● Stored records

— BEGIN —

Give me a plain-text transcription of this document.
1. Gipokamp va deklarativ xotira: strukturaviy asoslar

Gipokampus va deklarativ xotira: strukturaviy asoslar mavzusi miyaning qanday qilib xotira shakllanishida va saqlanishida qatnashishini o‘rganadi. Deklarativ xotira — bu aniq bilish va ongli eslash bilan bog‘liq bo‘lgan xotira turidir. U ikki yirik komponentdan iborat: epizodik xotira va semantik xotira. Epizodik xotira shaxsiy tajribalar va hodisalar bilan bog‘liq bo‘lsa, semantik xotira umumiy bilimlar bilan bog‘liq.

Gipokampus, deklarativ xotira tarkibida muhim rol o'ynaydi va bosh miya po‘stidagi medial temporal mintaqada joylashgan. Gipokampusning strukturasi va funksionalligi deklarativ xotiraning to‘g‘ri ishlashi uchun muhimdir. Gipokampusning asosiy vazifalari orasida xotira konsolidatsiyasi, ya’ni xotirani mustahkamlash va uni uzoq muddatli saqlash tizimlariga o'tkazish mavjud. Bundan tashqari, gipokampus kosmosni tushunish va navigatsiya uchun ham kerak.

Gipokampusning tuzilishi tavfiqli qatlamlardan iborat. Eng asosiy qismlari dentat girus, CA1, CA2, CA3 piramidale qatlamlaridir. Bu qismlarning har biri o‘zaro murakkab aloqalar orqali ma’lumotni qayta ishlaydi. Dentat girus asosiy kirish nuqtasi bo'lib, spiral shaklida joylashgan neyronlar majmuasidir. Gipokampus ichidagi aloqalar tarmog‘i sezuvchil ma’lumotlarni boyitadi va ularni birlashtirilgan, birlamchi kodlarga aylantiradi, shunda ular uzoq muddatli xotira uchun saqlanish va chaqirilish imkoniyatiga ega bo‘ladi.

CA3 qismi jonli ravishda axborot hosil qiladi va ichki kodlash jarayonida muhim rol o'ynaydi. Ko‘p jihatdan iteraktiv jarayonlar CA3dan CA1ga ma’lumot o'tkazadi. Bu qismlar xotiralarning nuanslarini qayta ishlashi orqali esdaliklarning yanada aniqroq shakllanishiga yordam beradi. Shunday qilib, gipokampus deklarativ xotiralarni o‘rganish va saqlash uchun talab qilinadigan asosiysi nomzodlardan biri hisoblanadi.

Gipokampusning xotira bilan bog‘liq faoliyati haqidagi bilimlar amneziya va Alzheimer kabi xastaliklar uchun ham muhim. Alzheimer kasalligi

— END —

Your answer should be a single number: the count of lines that contain "Gipokampusning".

3